↓↓↓

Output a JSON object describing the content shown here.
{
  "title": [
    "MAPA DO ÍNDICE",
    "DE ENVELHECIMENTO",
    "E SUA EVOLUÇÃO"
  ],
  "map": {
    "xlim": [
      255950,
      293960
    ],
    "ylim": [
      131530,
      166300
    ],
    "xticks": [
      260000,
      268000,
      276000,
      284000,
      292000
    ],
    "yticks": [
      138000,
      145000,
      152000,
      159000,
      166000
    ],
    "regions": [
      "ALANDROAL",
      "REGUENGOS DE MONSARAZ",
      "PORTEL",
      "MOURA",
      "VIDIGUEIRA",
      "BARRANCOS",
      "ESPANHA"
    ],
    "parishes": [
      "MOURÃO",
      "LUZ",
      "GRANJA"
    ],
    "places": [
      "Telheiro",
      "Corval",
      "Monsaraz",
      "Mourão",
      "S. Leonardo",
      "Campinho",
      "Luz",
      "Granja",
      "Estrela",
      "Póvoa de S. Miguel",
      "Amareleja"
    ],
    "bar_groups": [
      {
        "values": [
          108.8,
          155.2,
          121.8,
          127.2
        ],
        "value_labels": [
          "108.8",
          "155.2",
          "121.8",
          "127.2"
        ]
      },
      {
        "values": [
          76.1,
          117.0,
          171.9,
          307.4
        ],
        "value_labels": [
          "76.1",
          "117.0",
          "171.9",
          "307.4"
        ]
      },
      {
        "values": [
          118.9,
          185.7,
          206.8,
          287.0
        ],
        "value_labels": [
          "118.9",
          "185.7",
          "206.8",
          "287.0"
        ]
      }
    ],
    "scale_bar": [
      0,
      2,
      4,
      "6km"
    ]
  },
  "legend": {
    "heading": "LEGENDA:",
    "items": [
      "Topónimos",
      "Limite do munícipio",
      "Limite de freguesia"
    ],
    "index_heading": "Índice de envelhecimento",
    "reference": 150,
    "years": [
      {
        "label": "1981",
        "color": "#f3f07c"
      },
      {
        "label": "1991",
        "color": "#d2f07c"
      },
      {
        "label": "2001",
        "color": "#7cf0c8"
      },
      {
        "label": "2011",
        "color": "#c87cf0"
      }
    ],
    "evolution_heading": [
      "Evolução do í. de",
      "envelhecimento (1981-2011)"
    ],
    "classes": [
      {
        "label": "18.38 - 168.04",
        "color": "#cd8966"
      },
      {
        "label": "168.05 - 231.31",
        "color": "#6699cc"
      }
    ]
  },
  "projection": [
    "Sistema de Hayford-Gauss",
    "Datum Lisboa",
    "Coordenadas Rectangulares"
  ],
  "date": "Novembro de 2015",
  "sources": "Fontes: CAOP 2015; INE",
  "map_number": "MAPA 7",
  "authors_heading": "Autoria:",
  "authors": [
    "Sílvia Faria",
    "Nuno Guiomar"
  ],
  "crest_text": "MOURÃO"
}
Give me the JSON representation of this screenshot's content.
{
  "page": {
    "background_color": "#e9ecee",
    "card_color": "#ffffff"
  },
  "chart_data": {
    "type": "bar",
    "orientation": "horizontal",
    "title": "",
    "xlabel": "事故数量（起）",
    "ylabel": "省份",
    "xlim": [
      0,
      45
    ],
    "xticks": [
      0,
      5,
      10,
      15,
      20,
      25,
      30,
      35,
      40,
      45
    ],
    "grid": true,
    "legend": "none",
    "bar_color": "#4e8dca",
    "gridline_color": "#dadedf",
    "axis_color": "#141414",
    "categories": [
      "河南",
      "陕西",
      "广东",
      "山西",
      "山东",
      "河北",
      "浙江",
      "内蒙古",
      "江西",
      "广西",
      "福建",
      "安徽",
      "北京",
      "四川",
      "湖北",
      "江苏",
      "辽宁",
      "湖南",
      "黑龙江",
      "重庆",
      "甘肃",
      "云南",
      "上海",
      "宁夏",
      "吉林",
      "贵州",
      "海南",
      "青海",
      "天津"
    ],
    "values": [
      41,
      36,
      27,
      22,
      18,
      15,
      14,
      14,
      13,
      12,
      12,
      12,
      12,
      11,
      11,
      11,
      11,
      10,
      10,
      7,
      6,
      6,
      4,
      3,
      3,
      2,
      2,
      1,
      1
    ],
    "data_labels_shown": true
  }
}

↑↑↑

» **Task description**: Repeat the entries exactly, all of them.

» **The reply**:
Output a JSON object describing the content shown here.
{
  "title": [
    "MAPA DO ÍNDICE",
    "DE ENVELHECIMENTO",
    "E SUA EVOLUÇÃO"
  ],
  "map": {
    "xlim": [
      255950,
      293960
    ],
    "ylim": [
      131530,
      166300
    ],
    "xticks": [
      260000,
      268000,
      276000,
      284000,
      292000
    ],
    "yticks": [
      138000,
      145000,
      152000,
      159000,
      166000
    ],
    "regions": [
      "ALANDROAL",
      "REGUENGOS DE MONSARAZ",
      "PORTEL",
      "MOURA",
      "VIDIGUEIRA",
      "BARRANCOS",
      "ESPANHA"
    ],
    "parishes": [
      "MOURÃO",
      "LUZ",
      "GRANJA"
    ],
    "places": [
      "Telheiro",
      "Corval",
      "Monsaraz",
      "Mourão",
      "S. Leonardo",
      "Campinho",
      "Luz",
      "Granja",
      "Estrela",
      "Póvoa de S. Miguel",
      "Amareleja"
    ],
    "bar_groups": [
      {
        "values": [
          108.8,
          155.2,
          121.8,
          127.2
        ],
        "value_labels": [
          "108.8",
          "155.2",
          "121.8",
          "127.2"
        ]
      },
      {
        "values": [
          76.1,
          117.0,
          171.9,
          307.4
        ],
        "value_labels": [
          "76.1",
          "117.0",
          "171.9",
          "307.4"
        ]
      },
      {
        "values": [
          118.9,
          185.7,
          206.8,
          287.0
        ],
        "value_labels": [
          "118.9",
          "185.7",
          "206.8",
          "287.0"
        ]
      }
    ],
    "scale_bar": [
      0,
      2,
      4,
      "6km"
    ]
  },
  "legend": {
    "heading": "LEGENDA:",
    "items": [
      "Topónimos",
      "Limite do munícipio",
      "Limite de freguesia"
    ],
    "index_heading": "Índice de envelhecimento",
    "reference": 150,
    "years": [
      {
        "label": "1981",
        "color": "#f3f07c"
      },
      {
        "label": "1991",
        "color": "#d2f07c"
      },
      {
        "label": "2001",
        "color": "#7cf0c8"
      },
      {
        "label": "2011",
        "color": "#c87cf0"
      }
    ],
    "evolution_heading": [
      "Evolução do í. de",
      "envelhecimento (1981-2011)"
    ],
    "classes": [
      {
        "label": "18.38 - 168.04",
        "color": "#cd8966"
      },
      {
        "label": "168.05 - 231.31",
        "color": "#6699cc"
      }
    ]
  },
  "projection": [
    "Sistema de Hayford-Gauss",
    "Datum Lisboa",
    "Coordenadas Rectangulares"
  ],
  "date": "Novembro de 2015",
  "sources": "Fontes: CAOP 2015; INE",
  "map_number": "MAPA 7",
  "authors_heading": "Autoria:",
  "authors": [
    "Sílvia Faria",
    "Nuno Guiomar"
  ],
  "crest_text": "MOURÃO"
}
Give me the JSON representation of this screenshot's content.
{
  "page": {
    "background_color": "#e9ecee",
    "card_color": "#ffffff"
  },
  "chart_data": {
    "type": "bar",
    "orientation": "horizontal",
    "title": "",
    "xlabel": "事故数量（起）",
    "ylabel": "省份",
    "xlim": [
      0,
      45
    ],
    "xticks": [
      0,
      5,
      10,
      15,
      20,
      25,
      30,
      35,
      40,
      45
    ],
    "grid": true,
    "legend": "none",
    "bar_color": "#4e8dca",
    "gridline_color": "#dadedf",
    "axis_color": "#141414",
    "categories": [
      "河南",
      "陕西",
      "广东",
      "山西",
      "山东",
      "河北",
      "浙江",
      "内蒙古",
      "江西",
      "广西",
      "福建",
      "安徽",
      "北京",
      "四川",
      "湖北",
      "江苏",
      "辽宁",
      "湖南",
      "黑龙江",
      "重庆",
      "甘肃",
      "云南",
      "上海",
      "宁夏",
      "吉林",
      "贵州",
      "海南",
      "青海",
      "天津"
    ],
    "values": [
      41,
      36,
      27,
      22,
      18,
      15,
      14,
      14,
      13,
      12,
      12,
      12,
      12,
      11,
      11,
      11,
      11,
      10,
      10,
      7,
      6,
      6,
      4,
      3,
      3,
      2,
      2,
      1,
      1
    ],
    "data_labels_shown": true
  }
}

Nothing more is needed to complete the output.